====== Material for this exercise ======

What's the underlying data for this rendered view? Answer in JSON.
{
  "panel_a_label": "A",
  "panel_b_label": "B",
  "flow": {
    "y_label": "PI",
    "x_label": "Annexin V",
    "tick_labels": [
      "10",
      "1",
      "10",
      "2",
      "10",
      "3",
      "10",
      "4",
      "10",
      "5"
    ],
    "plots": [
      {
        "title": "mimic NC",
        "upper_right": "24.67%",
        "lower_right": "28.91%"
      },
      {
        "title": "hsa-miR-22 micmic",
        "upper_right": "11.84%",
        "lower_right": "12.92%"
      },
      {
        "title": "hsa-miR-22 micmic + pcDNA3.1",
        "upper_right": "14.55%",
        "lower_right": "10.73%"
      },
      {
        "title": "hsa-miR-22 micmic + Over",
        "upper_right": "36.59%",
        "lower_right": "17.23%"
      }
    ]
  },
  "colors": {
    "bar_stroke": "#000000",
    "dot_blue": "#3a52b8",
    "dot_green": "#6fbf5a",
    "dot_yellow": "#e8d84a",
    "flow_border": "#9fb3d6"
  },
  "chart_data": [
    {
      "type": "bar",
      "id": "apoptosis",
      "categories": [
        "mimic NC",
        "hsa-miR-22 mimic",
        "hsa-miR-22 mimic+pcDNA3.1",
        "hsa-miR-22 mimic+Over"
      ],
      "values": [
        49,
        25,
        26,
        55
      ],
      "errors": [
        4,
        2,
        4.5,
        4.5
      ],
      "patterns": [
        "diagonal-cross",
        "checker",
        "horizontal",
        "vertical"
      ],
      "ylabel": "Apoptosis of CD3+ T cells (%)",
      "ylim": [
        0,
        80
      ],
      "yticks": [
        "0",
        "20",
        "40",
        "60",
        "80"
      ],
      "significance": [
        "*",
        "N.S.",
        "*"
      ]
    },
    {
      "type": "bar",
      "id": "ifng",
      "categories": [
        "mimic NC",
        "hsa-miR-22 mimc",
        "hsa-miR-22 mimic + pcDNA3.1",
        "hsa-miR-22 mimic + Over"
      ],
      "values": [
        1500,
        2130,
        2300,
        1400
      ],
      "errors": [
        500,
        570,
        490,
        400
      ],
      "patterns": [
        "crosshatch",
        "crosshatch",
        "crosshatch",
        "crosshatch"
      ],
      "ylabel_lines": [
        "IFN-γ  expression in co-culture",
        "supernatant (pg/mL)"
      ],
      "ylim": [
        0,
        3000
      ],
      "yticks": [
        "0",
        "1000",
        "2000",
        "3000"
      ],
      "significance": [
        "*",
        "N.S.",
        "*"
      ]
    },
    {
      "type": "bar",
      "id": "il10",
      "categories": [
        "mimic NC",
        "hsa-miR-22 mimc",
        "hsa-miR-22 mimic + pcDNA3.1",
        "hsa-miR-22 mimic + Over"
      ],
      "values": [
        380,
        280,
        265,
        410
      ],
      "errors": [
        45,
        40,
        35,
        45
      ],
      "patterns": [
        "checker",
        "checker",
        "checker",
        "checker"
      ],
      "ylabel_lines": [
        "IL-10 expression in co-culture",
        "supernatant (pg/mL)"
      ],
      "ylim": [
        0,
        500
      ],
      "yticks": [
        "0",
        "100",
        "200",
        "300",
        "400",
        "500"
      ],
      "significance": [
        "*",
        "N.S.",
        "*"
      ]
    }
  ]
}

======

#### [Exercise]
Type out the records above again, exactly the same.

#### [Output of the exercise]
What's the underlying data for this rendered view? Answer in JSON.
{
  "panel_a_label": "A",
  "panel_b_label": "B",
  "flow": {
    "y_label": "PI",
    "x_label": "Annexin V",
    "tick_labels": [
      "10",
      "1",
      "10",
      "2",
      "10",
      "3",
      "10",
      "4",
      "10",
      "5"
    ],
    "plots": [
      {
        "title": "mimic NC",
        "upper_right": "24.67%",
        "lower_right": "28.91%"
      },
      {
        "title": "hsa-miR-22 micmic",
        "upper_right": "11.84%",
        "lower_right": "12.92%"
      },
      {
        "title": "hsa-miR-22 micmic + pcDNA3.1",
        "upper_right": "14.55%",
        "lower_right": "10.73%"
      },
      {
        "title": "hsa-miR-22 micmic + Over",
        "upper_right": "36.59%",
        "lower_right": "17.23%"
      }
    ]
  },
  "colors": {
    "bar_stroke": "#000000",
    "dot_blue": "#3a52b8",
    "dot_green": "#6fbf5a",
    "dot_yellow": "#e8d84a",
    "flow_border": "#9fb3d6"
  },
  "chart_data": [
    {
      "type": "bar",
      "id": "apoptosis",
      "categories": [
        "mimic NC",
        "hsa-miR-22 mimic",
        "hsa-miR-22 mimic+pcDNA3.1",
        "hsa-miR-22 mimic+Over"
      ],
      "values": [
        49,
        25,
        26,
        55
      ],
      "errors": [
        4,
        2,
        4.5,
        4.5
      ],
      "patterns": [
        "diagonal-cross",
        "checker",
        "horizontal",
        "vertical"
      ],
      "ylabel": "Apoptosis of CD3+ T cells (%)",
      "ylim": [
        0,
        80
      ],
      "yticks": [
        "0",
        "20",
        "40",
        "60",
        "80"
      ],
      "significance": [
        "*",
        "N.S.",
        "*"
      ]
    },
    {
      "type": "bar",
      "id": "ifng",
      "categories": [
        "mimic NC",
        "hsa-miR-22 mimc",
        "hsa-miR-22 mimic + pcDNA3.1",
        "hsa-miR-22 mimic + Over"
      ],
      "values": [
        1500,
        2130,
        2300,
        1400
      ],
      "errors": [
        500,
        570,
        490,
        400
      ],
      "patterns": [
        "crosshatch",
        "crosshatch",
        "crosshatch",
        "crosshatch"
      ],
      "ylabel_lines": [
        "IFN-γ  expression in co-culture",
        "supernatant (pg/mL)"
      ],
      "ylim": [
        0,
        3000
      ],
      "yticks": [
        "0",
        "1000",
        "2000",
        "3000"
      ],
      "significance": [
        "*",
        "N.S.",
        "*"
      ]
    },
    {
      "type": "bar",
      "id": "il10",
      "categories": [
        "mimic NC",
        "hsa-miR-22 mimc",
        "hsa-miR-22 mimic + pcDNA3.1",
        "hsa-miR-22 mimic + Over"
      ],
      "values": [
        380,
        280,
        265,
        410
      ],
      "errors": [
        45,
        40,
        35,
        45
      ],
      "patterns": [
        "checker",
        "checker",
        "checker",
        "checker"
      ],
      "ylabel_lines": [
        "IL-10 expression in co-culture",
        "supernatant (pg/mL)"
      ],
      "ylim": [
        0,
        500
      ],
      "yticks": [
        "0",
        "100",
        "200",
        "300",
        "400",
        "500"
      ],
      "significance": [
        "*",
        "N.S.",
        "*"
      ]
    }
  ]
}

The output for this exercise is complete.